[Part of a data file]
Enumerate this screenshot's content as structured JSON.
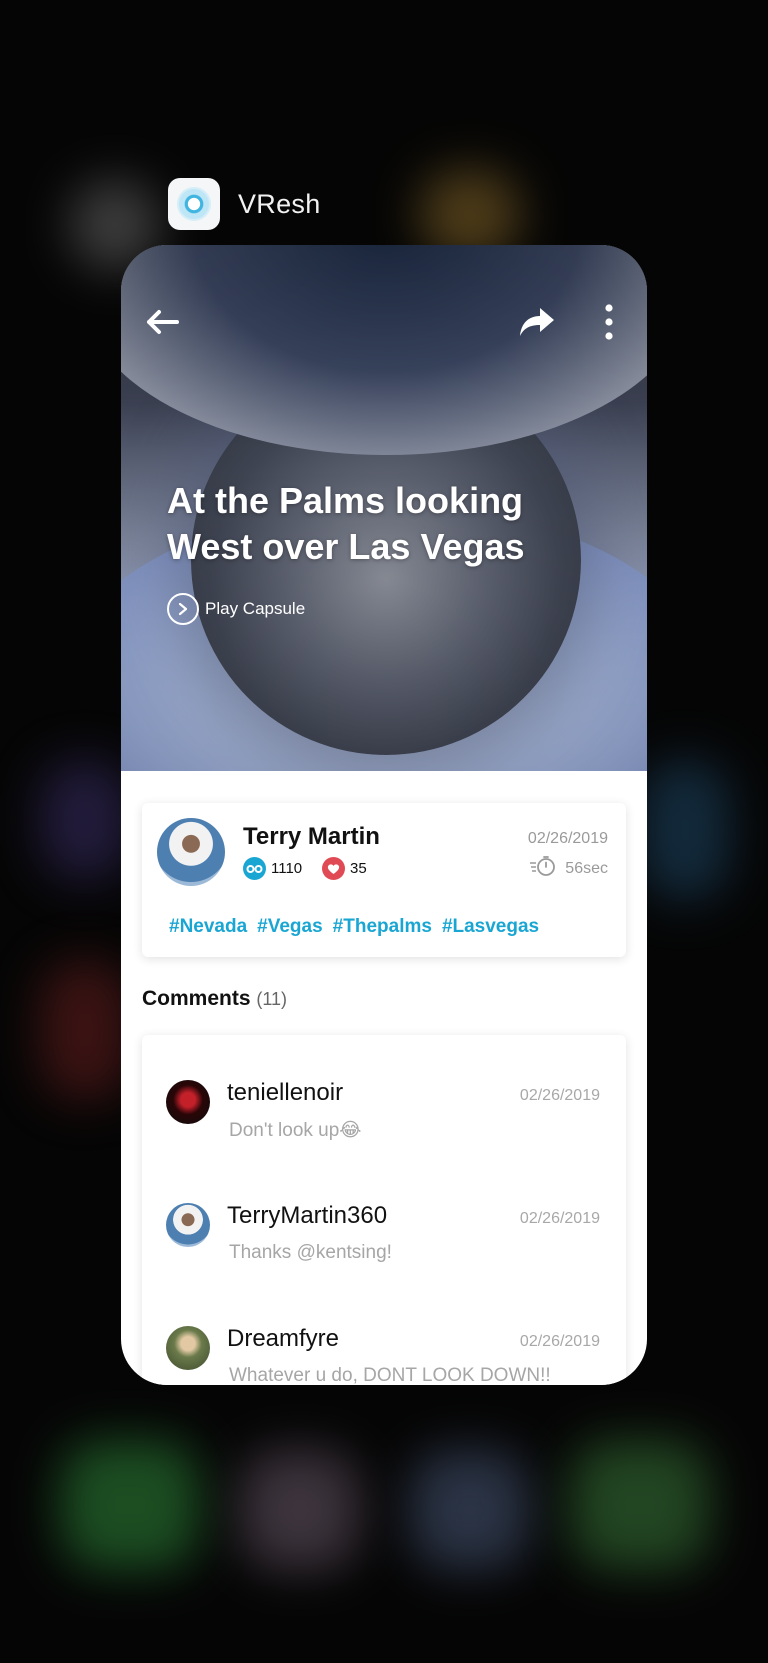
{
  "app": {
    "name": "VResh"
  },
  "hero": {
    "title": "At the Palms looking West over Las Vegas",
    "play_label": "Play Capsule"
  },
  "author": {
    "name": "Terry Martin",
    "views": "1110",
    "likes": "35",
    "date": "02/26/2019",
    "duration": "56sec",
    "tags": [
      "#Nevada",
      "#Vegas",
      "#Thepalms",
      "#Lasvegas"
    ]
  },
  "comments": {
    "heading": "Comments",
    "count": "(11)",
    "items": [
      {
        "user": "teniellenoir",
        "date": "02/26/2019",
        "text": "Don't look up😂"
      },
      {
        "user": "TerryMartin360",
        "date": "02/26/2019",
        "text": "Thanks @kentsing!"
      },
      {
        "user": "Dreamfyre",
        "date": "02/26/2019",
        "text": "Whatever u do, DONT LOOK DOWN!!"
      }
    ]
  },
  "colors": {
    "accent": "#1aa6d3",
    "likes": "#e04a54",
    "views": "#1aa6d3"
  }
}
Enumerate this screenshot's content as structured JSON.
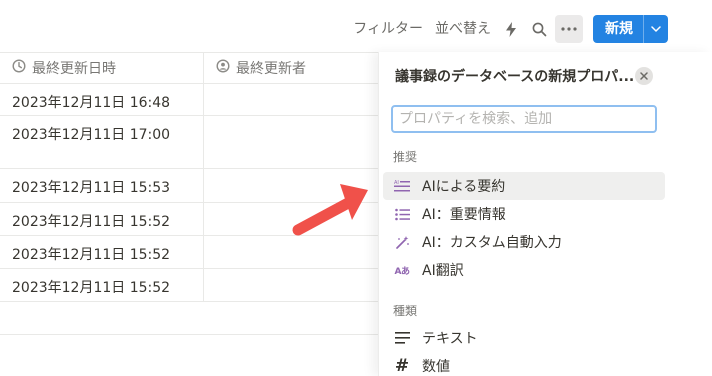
{
  "toolbar": {
    "filter_label": "フィルター",
    "sort_label": "並べ替え",
    "automation_icon": "lightning-icon",
    "search_icon": "search-icon",
    "more_icon": "more-icon",
    "new_label": "新規",
    "accent_color": "#2383e2"
  },
  "table": {
    "columns": [
      {
        "label": "最終更新日時",
        "icon": "clock-icon"
      },
      {
        "label": "最終更新者",
        "icon": "person-icon"
      }
    ],
    "rows": [
      {
        "updated_at": "2023年12月11日 16:48"
      },
      {
        "updated_at": "2023年12月11日 17:00"
      },
      {
        "updated_at": "2023年12月11日 15:53"
      },
      {
        "updated_at": "2023年12月11日 15:52"
      },
      {
        "updated_at": "2023年12月11日 15:52"
      },
      {
        "updated_at": "2023年12月11日 15:52"
      }
    ]
  },
  "panel": {
    "title": "議事録のデータベースの新規プロパ...",
    "search_placeholder": "プロパティを検索、追加",
    "section_recommended": "推奨",
    "recommended": [
      {
        "label": "AIによる要約",
        "icon": "ai-summary-icon"
      },
      {
        "label": "AI：重要情報",
        "icon": "list-icon"
      },
      {
        "label": "AI：カスタム自動入力",
        "icon": "magic-wand-icon"
      },
      {
        "label": "AI翻訳",
        "icon": "ai-translate-icon"
      }
    ],
    "section_types": "種類",
    "types": [
      {
        "label": "テキスト",
        "icon": "text-lines-icon"
      },
      {
        "label": "数値",
        "icon": "hash-icon"
      }
    ],
    "ai_color": "#9065b0"
  },
  "annotation": {
    "arrow_color": "#f0514a"
  }
}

• _Task goal_
The word "text" appears in how many lines of the data? Answer with only the number.

• _Final result_
4